** START OF DATA TO PROCESS **

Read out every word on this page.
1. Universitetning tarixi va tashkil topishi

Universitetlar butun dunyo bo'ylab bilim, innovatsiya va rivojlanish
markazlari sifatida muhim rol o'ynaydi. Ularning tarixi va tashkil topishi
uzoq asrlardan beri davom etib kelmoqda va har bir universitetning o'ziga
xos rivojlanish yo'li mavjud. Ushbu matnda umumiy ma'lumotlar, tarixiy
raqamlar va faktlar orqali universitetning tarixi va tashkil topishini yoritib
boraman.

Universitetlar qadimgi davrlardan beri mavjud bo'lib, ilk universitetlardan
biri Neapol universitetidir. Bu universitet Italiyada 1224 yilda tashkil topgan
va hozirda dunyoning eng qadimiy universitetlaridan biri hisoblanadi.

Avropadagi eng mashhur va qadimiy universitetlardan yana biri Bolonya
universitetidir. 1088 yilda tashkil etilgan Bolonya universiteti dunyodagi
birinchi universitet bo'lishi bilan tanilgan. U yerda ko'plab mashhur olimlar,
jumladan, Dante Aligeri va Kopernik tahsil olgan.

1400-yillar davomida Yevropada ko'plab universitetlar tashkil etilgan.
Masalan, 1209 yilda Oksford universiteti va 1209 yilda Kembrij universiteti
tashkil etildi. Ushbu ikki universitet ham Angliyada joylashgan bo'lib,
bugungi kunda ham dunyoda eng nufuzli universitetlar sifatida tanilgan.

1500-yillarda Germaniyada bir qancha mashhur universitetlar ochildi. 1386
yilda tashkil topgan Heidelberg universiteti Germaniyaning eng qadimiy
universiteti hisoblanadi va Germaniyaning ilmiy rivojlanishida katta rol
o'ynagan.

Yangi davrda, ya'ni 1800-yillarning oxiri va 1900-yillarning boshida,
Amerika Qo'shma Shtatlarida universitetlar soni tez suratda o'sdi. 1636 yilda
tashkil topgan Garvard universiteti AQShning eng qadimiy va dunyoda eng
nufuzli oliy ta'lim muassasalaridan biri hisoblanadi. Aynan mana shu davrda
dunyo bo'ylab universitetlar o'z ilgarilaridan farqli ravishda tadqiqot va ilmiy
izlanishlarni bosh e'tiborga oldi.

** END OF DATA TO PROCESS **

Please repeat the material above, word for word and in full.

> _COMPLETED EXERCISE_:
Read out every word on this page.
1. Universitetning tarixi va tashkil topishi

Universitetlar butun dunyo bo'ylab bilim, innovatsiya va rivojlanish
markazlari sifatida muhim rol o'ynaydi. Ularning tarixi va tashkil topishi
uzoq asrlardan beri davom etib kelmoqda va har bir universitetning o'ziga
xos rivojlanish yo'li mavjud. Ushbu matnda umumiy ma'lumotlar, tarixiy
raqamlar va faktlar orqali universitetning tarixi va tashkil topishini yoritib
boraman.

Universitetlar qadimgi davrlardan beri mavjud bo'lib, ilk universitetlardan
biri Neapol universitetidir. Bu universitet Italiyada 1224 yilda tashkil topgan
va hozirda dunyoning eng qadimiy universitetlaridan biri hisoblanadi.

Avropadagi eng mashhur va qadimiy universitetlardan yana biri Bolonya
universitetidir. 1088 yilda tashkil etilgan Bolonya universiteti dunyodagi
birinchi universitet bo'lishi bilan tanilgan. U yerda ko'plab mashhur olimlar,
jumladan, Dante Aligeri va Kopernik tahsil olgan.

1400-yillar davomida Yevropada ko'plab universitetlar tashkil etilgan.
Masalan, 1209 yilda Oksford universiteti va 1209 yilda Kembrij universiteti
tashkil etildi. Ushbu ikki universitet ham Angliyada joylashgan bo'lib,
bugungi kunda ham dunyoda eng nufuzli universitetlar sifatida tanilgan.

1500-yillarda Germaniyada bir qancha mashhur universitetlar ochildi. 1386
yilda tashkil topgan Heidelberg universiteti Germaniyaning eng qadimiy
universiteti hisoblanadi va Germaniyaning ilmiy rivojlanishida katta rol
o'ynagan.

Yangi davrda, ya'ni 1800-yillarning oxiri va 1900-yillarning boshida,
Amerika Qo'shma Shtatlarida universitetlar soni tez suratda o'sdi. 1636 yilda
tashkil topgan Garvard universiteti AQShning eng qadimiy va dunyoda eng
nufuzli oliy ta'lim muassasalaridan biri hisoblanadi. Aynan mana shu davrda
dunyo bo'ylab universitetlar o'z ilgarilaridan farqli ravishda tadqiqot va ilmiy
izlanishlarni bosh e'tiborga oldi.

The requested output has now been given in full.